■ Exercise aim: Below are entries; tally how many lines hold the string "structured" and answer with only that figure.

Records from a data source:
..........

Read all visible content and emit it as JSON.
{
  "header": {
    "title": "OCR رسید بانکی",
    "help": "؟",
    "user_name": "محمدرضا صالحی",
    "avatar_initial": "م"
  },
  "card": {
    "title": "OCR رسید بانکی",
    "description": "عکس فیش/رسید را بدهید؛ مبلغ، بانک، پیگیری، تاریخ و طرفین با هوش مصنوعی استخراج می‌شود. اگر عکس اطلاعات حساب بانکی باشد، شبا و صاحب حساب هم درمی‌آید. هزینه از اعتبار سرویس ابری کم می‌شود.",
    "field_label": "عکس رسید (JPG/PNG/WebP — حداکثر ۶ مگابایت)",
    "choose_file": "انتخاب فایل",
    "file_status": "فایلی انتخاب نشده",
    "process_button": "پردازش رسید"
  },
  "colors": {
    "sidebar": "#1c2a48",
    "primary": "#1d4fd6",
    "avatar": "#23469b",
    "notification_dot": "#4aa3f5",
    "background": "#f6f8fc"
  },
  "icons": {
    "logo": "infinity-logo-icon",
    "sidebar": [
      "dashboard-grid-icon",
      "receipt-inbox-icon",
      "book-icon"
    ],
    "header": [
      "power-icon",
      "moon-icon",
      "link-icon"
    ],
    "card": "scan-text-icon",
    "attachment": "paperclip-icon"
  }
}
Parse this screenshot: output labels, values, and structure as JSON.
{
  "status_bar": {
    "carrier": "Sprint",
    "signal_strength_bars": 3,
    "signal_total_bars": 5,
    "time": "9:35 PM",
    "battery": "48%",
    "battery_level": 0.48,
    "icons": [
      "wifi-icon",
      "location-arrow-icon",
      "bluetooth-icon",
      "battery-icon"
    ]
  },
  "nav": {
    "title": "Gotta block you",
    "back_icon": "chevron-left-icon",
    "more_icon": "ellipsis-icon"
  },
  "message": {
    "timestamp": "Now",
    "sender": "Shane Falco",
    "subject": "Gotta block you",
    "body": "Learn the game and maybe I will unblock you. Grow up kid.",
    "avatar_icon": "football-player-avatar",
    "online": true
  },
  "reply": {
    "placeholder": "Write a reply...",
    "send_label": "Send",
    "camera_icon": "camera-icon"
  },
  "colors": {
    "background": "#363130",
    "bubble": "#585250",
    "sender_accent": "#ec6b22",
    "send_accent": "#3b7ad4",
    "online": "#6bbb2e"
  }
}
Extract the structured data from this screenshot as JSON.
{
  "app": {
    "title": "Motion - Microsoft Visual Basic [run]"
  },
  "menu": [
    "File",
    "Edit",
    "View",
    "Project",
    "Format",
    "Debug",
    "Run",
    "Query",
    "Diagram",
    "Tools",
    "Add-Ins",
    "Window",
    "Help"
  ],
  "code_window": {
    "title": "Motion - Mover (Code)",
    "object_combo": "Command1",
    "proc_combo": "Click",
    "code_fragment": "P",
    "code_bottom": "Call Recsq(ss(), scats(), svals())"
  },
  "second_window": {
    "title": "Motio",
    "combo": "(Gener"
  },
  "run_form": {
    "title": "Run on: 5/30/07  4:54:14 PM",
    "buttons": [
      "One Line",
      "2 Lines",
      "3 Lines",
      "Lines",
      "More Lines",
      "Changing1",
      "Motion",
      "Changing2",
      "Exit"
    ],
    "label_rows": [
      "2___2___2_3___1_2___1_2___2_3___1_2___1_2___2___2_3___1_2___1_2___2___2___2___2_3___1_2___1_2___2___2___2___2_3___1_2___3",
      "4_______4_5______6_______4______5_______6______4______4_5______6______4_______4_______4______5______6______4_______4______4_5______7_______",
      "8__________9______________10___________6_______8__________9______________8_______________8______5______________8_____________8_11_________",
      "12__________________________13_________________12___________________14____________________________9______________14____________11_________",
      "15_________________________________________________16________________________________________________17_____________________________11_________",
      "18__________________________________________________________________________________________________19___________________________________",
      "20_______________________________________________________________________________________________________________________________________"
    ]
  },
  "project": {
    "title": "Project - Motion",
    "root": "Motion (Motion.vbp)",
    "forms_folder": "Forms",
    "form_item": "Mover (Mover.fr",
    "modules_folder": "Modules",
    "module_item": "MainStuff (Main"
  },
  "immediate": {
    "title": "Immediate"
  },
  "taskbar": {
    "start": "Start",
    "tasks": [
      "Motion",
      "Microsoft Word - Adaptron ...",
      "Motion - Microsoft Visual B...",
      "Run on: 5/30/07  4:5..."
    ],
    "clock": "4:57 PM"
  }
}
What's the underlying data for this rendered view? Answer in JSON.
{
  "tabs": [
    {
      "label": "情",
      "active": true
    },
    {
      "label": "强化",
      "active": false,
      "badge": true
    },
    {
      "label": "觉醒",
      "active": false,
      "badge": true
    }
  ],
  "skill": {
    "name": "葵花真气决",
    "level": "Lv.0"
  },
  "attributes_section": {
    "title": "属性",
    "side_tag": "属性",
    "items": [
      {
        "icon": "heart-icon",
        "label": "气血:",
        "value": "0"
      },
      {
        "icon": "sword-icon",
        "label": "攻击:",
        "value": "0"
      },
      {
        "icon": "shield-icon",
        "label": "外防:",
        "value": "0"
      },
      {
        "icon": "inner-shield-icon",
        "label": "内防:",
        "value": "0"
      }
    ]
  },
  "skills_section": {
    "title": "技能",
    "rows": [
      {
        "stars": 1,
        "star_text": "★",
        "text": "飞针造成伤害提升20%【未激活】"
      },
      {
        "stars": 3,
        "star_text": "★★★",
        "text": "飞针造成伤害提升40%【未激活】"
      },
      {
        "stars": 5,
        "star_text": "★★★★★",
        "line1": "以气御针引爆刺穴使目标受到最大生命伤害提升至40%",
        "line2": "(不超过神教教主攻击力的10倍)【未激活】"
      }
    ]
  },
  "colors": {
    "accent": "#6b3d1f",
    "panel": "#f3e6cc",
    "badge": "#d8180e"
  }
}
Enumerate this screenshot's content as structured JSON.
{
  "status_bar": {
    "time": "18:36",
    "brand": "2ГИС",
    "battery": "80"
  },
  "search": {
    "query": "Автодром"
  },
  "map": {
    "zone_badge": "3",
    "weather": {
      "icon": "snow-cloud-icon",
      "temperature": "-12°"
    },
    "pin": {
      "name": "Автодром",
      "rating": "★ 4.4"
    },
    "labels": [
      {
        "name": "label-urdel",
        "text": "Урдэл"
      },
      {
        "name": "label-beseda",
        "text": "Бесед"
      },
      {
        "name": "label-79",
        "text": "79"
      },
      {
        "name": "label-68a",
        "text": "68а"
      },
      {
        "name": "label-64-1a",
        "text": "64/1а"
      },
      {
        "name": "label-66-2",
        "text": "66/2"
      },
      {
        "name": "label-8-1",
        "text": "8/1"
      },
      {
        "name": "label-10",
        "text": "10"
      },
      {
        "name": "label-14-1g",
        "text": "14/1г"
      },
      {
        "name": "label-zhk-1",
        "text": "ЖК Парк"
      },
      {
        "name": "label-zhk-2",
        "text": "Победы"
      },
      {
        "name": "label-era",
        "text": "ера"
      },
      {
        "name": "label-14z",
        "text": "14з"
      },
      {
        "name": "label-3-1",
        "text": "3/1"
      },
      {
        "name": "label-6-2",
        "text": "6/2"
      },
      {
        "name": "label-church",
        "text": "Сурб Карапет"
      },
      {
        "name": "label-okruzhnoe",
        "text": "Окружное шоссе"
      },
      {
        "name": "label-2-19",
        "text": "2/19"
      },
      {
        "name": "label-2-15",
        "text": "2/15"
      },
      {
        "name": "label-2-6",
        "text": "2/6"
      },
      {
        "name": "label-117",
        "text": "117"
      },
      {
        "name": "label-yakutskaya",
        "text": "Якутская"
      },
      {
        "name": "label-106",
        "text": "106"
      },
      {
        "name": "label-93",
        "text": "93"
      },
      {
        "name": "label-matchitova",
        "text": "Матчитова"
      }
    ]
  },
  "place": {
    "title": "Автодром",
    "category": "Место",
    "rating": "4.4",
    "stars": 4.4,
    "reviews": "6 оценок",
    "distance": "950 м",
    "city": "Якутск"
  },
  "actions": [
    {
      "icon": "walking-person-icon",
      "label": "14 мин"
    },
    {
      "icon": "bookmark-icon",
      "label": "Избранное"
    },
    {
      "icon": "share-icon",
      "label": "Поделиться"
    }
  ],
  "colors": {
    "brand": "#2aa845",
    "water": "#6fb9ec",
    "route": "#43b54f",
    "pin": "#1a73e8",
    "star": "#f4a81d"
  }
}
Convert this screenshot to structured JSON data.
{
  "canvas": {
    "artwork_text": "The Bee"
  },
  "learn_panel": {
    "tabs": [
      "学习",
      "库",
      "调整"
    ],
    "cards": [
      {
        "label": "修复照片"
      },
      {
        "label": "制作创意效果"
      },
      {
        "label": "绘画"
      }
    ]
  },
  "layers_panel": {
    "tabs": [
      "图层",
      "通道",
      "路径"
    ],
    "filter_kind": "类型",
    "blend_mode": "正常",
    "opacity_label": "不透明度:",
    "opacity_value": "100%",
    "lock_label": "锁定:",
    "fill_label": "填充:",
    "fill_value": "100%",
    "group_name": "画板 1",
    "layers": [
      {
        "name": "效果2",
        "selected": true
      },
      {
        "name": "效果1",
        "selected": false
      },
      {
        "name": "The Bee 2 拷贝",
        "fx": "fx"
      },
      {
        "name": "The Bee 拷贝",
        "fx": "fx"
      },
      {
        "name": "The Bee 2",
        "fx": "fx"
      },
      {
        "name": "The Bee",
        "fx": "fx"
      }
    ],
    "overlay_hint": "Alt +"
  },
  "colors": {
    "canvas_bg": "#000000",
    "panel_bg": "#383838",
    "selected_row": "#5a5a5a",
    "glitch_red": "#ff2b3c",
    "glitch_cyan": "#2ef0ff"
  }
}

..........

■ Solution to this task: 3